### EXCERPT TO READ
So we have the concept of rvalue references and we can assign temporary values to it but what's the advantage of this feature ? The below example shows how we can use rvalue references to take advantage of temporary objects when they are no longer needed.

File: usage1.cpp
#include <iostream>

using namespace std ;

class Holder
{
  public:

    Holder(int size)         // Constructor
    {
      cout << "Argument constructor." << size << endl ;
      printf( "%p\n" , this) ;
      m_data = new int[size];
      m_size = size;
    }

    Holder(const Holder& other)
    {
      cout << "Copy constructor." << m_size <<  endl ;
      m_data = new int[other.m_size];  // (1)
      std::copy(other.m_data, other.m_data + other.m_size, m_data);  // (2)
      m_size = other.m_size;
    }

    Holder(Holder&& other)     // <-- rvalue reference in input
    {
      cout << "Move copy constructor." << other.m_size << endl ;
      m_data = other.m_data;   // (1)
      m_size = other.m_size;
      other.m_data = nullptr;  // (2)
      other.m_size = 0;
    }

    Holder& operator=(const Holder& other)
    {
      cout << "assignment operator" << other.m_size << endl ;
      if(this == &other) return *this;  // (1)
      delete[] m_data;  // (2)
      m_data = new int[other.m_size];
      std::copy(other.m_data, other.m_data + other.m_size, m_data);
      m_size = other.m_size;
      return *this;  // (3)
    }

Holder& operator=(Holder&& other)     // <-- rvalue reference in input
{
  cout << "Move assignment operator." << other.m_size <<  endl ;

  if (this == &other)
   return *this;

  if ( m_data != NULL )
   delete[] m_data;         // (1)

  m_data = other.m_data;   // (2)
  m_size = other.m_size;

  other.m_data = nullptr;  // (3)
  other.m_size = 0;

  return *this;
}


    ~Holder()                // Destructor
    {
      cout << "Destructor." << m_size << endl ;
      if ( m_data != NULL )
        delete[] m_data;
    }

  private:
    int*   m_data;
    size_t m_size;
};

Holder createHolder(int size)
{
  return Holder(size);
}

Holder createHolder1(int size)
{
  return move(Holder(size)) ;
}


int main()
{
    //Copy constructor
    Holder h1 = createHolder(1000)  ;
    printf( "main %p\n" , &h1 ) ;
    cout << "Move Copy attempt.\n" << endl ;

    Holder h2 = createHolder1(1000)  ;


    //Move Assignment operator
    cout << "Move Assignment.\n" << endl ;
    h1 = createHolder(500);
    printf( "main %p\n" , &h1 ) ;
    cout << "End of main." << endl ;
    return 0 ;
}
$  g++ -fno-elide-constructors usage1.cpp ; ./a.exe
Argument constructor.1000
0x7ffffcc00
main 0x7ffffcc00
Move Copy attempt.

Argument constructor.1000
0x7ffffcba0
Move copy constructor.1000
Destructor.0
Move Assignment.

Argument constructor.500
0x7ffffcc10
Move assignment operator.500
Destructor.0
main 0x7ffffcc00
End of main.
Destructor.1000
Destructor.500


We have a holder class with some additonal methods that take a rvalue
reference as a parameter. One is a constructor and the other is the
assignment operator.

	Holder(const Holder& other)

### SET TASK 1
Answer these questions using the excerpt on rvalue references:
(a) Which compiler option is passed to g++ on the command line that builds usage1.cpp?
(b) In the constructor marked "rvalue reference in input", what value is assigned to other.m_data?
(c) According to the closing paragraph, which two methods take an rvalue reference as a parameter?
### SET TASK 2
Render this sentence from the excerpt on rvalue references in Spanish: "The below example shows how we can use rvalue references to take advantage of temporary objects when they are no longer needed."
### SET TASK 3
Reproduce the excerpt on rvalue references from "Holder& operator=(Holder&& other)" to "if (this == &other)", without changing a character.

### MATERIAL PROVIDED
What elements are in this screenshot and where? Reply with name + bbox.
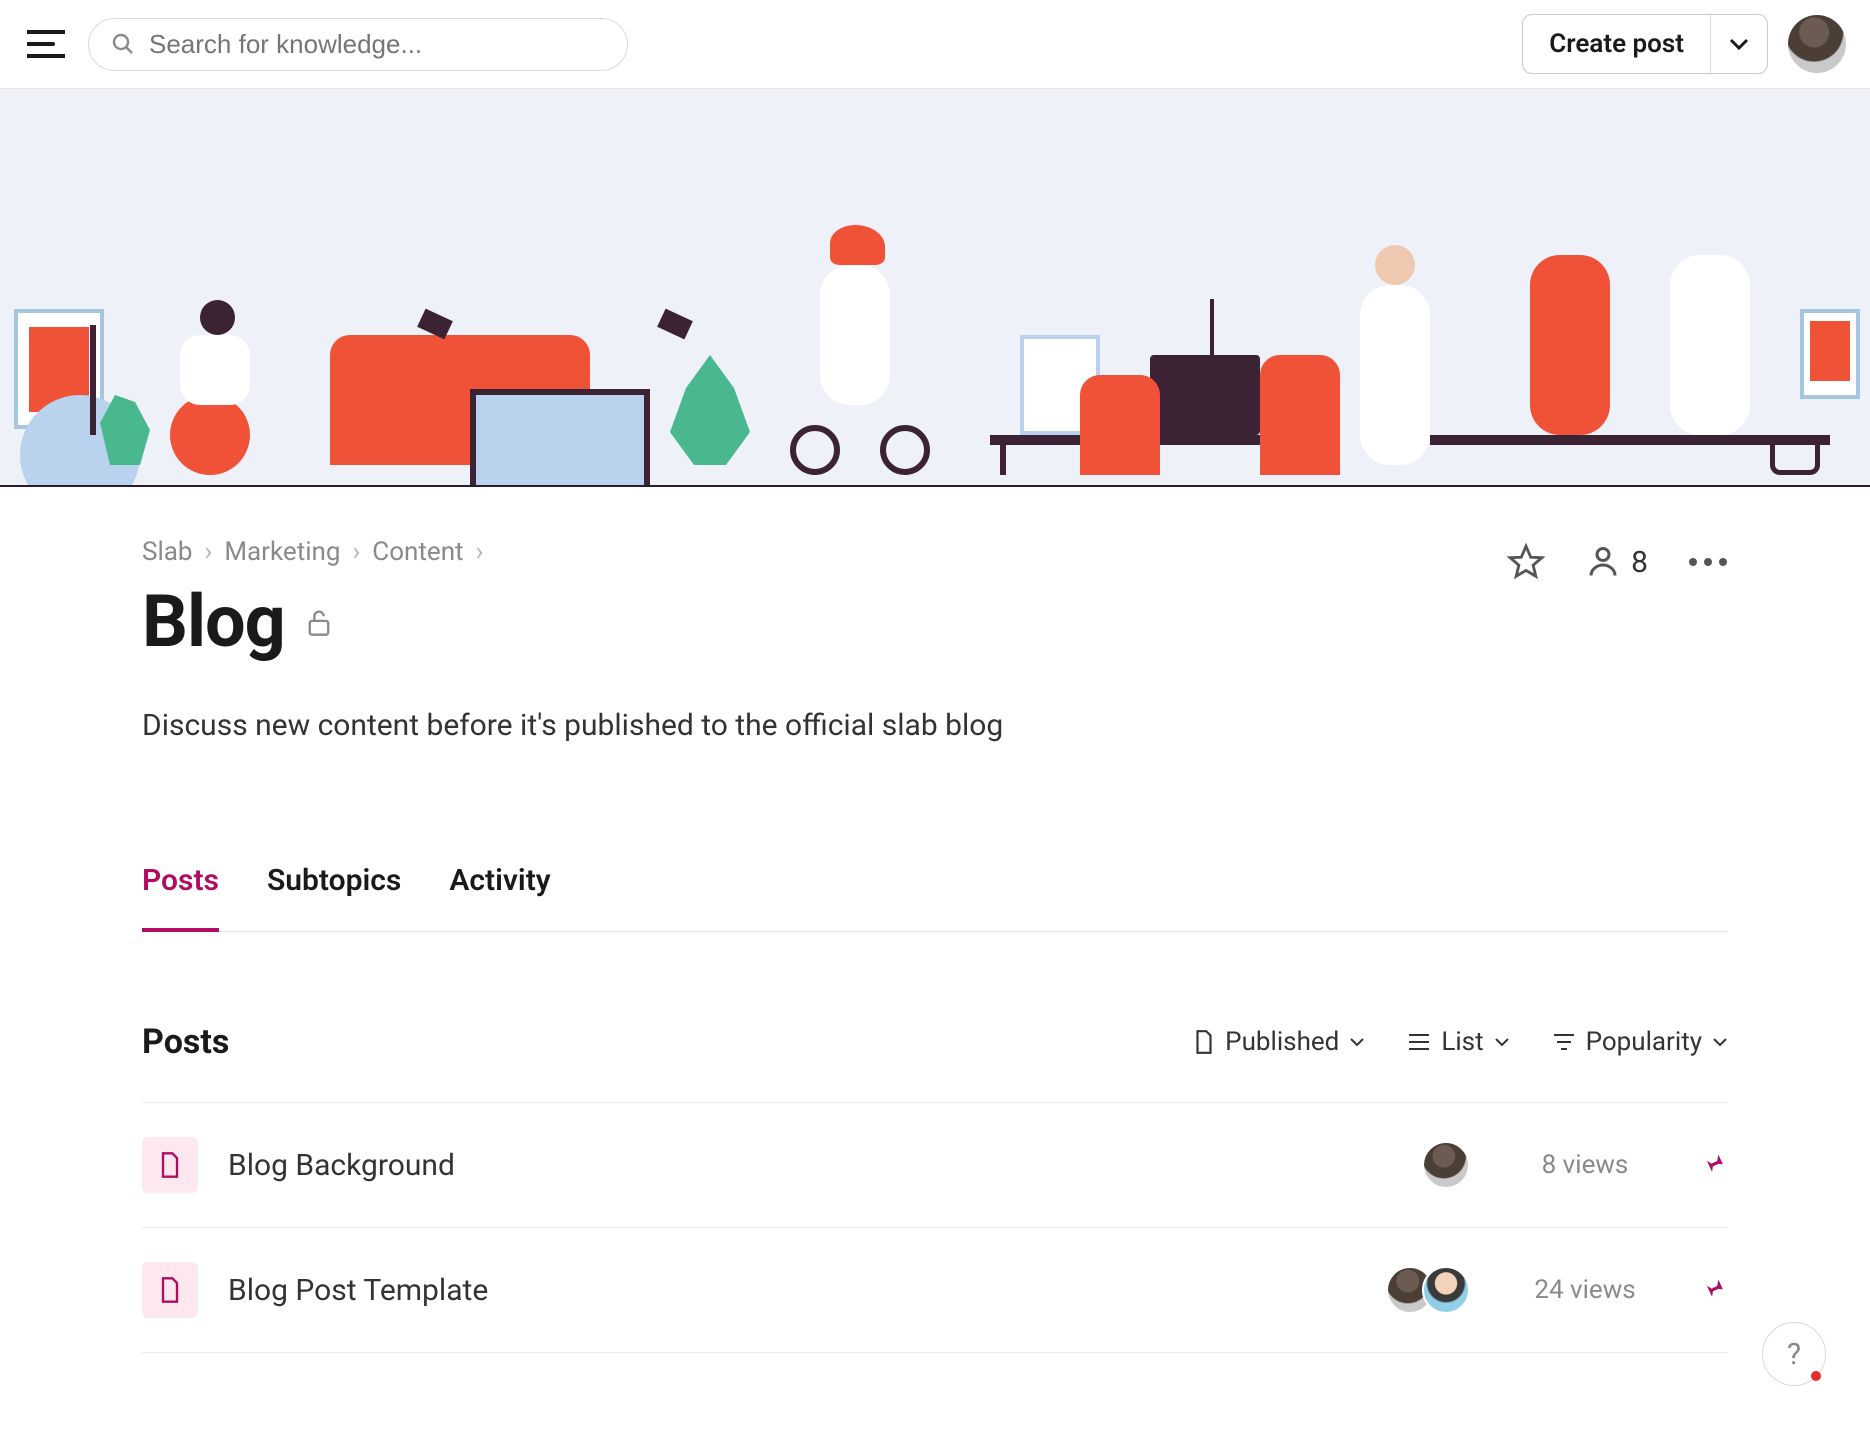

### EXERCISE RESULT 1
(a) -fno-elide-constructors
(b) nullptr
(c) A constructor and the assignment operator.

### EXERCISE RESULT 2
El siguiente ejemplo muestra cómo podemos usar las referencias rvalue para aprovechar los objetos temporales cuando ya no se necesitan.

### EXERCISE RESULT 3
Holder& operator=(Holder&& other)     // <-- rvalue reference in input
{
  cout << "Move assignment operator." << other.m_size <<  endl ;

  if (this == &other)